**Exercise aim**
Reproduce every entry below precisely; do not include the pictures.

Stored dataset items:
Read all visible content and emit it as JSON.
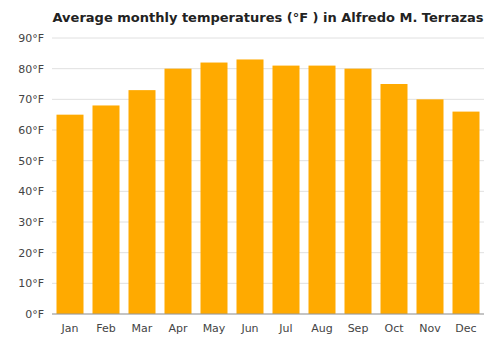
{
  "chart_data": {
    "type": "bar",
    "title": "Average monthly temperatures (°F ) in Alfredo M. Terrazas",
    "categories": [
      "Jan",
      "Feb",
      "Mar",
      "Apr",
      "May",
      "Jun",
      "Jul",
      "Aug",
      "Sep",
      "Oct",
      "Nov",
      "Dec"
    ],
    "values": [
      65,
      68,
      73,
      80,
      82,
      83,
      81,
      81,
      80,
      75,
      70,
      66
    ],
    "color": "#FFAA00",
    "ylim": [
      0,
      90
    ],
    "yticks": [
      {
        "value": 0,
        "label": "0°F"
      },
      {
        "value": 10,
        "label": "10°F"
      },
      {
        "value": 20,
        "label": "20°F"
      },
      {
        "value": 30,
        "label": "30°F"
      },
      {
        "value": 40,
        "label": "40°F"
      },
      {
        "value": 50,
        "label": "50°F"
      },
      {
        "value": 60,
        "label": "60°F"
      },
      {
        "value": 70,
        "label": "70°F"
      },
      {
        "value": 80,
        "label": "80°F"
      },
      {
        "value": 90,
        "label": "90°F"
      }
    ],
    "grid": true
  }
}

**Task answer**
Read all visible content and emit it as JSON.
{
  "chart_data": {
    "type": "bar",
    "title": "Average monthly temperatures (°F ) in Alfredo M. Terrazas",
    "categories": [
      "Jan",
      "Feb",
      "Mar",
      "Apr",
      "May",
      "Jun",
      "Jul",
      "Aug",
      "Sep",
      "Oct",
      "Nov",
      "Dec"
    ],
    "values": [
      65,
      68,
      73,
      80,
      82,
      83,
      81,
      81,
      80,
      75,
      70,
      66
    ],
    "color": "#FFAA00",
    "ylim": [
      0,
      90
    ],
    "yticks": [
      {
        "value": 0,
        "label": "0°F"
      },
      {
        "value": 10,
        "label": "10°F"
      },
      {
        "value": 20,
        "label": "20°F"
      },
      {
        "value": 30,
        "label": "30°F"
      },
      {
        "value": 40,
        "label": "40°F"
      },
      {
        "value": 50,
        "label": "50°F"
      },
      {
        "value": 60,
        "label": "60°F"
      },
      {
        "value": 70,
        "label": "70°F"
      },
      {
        "value": 80,
        "label": "80°F"
      },
      {
        "value": 90,
        "label": "90°F"
      }
    ],
    "grid": true
  }
}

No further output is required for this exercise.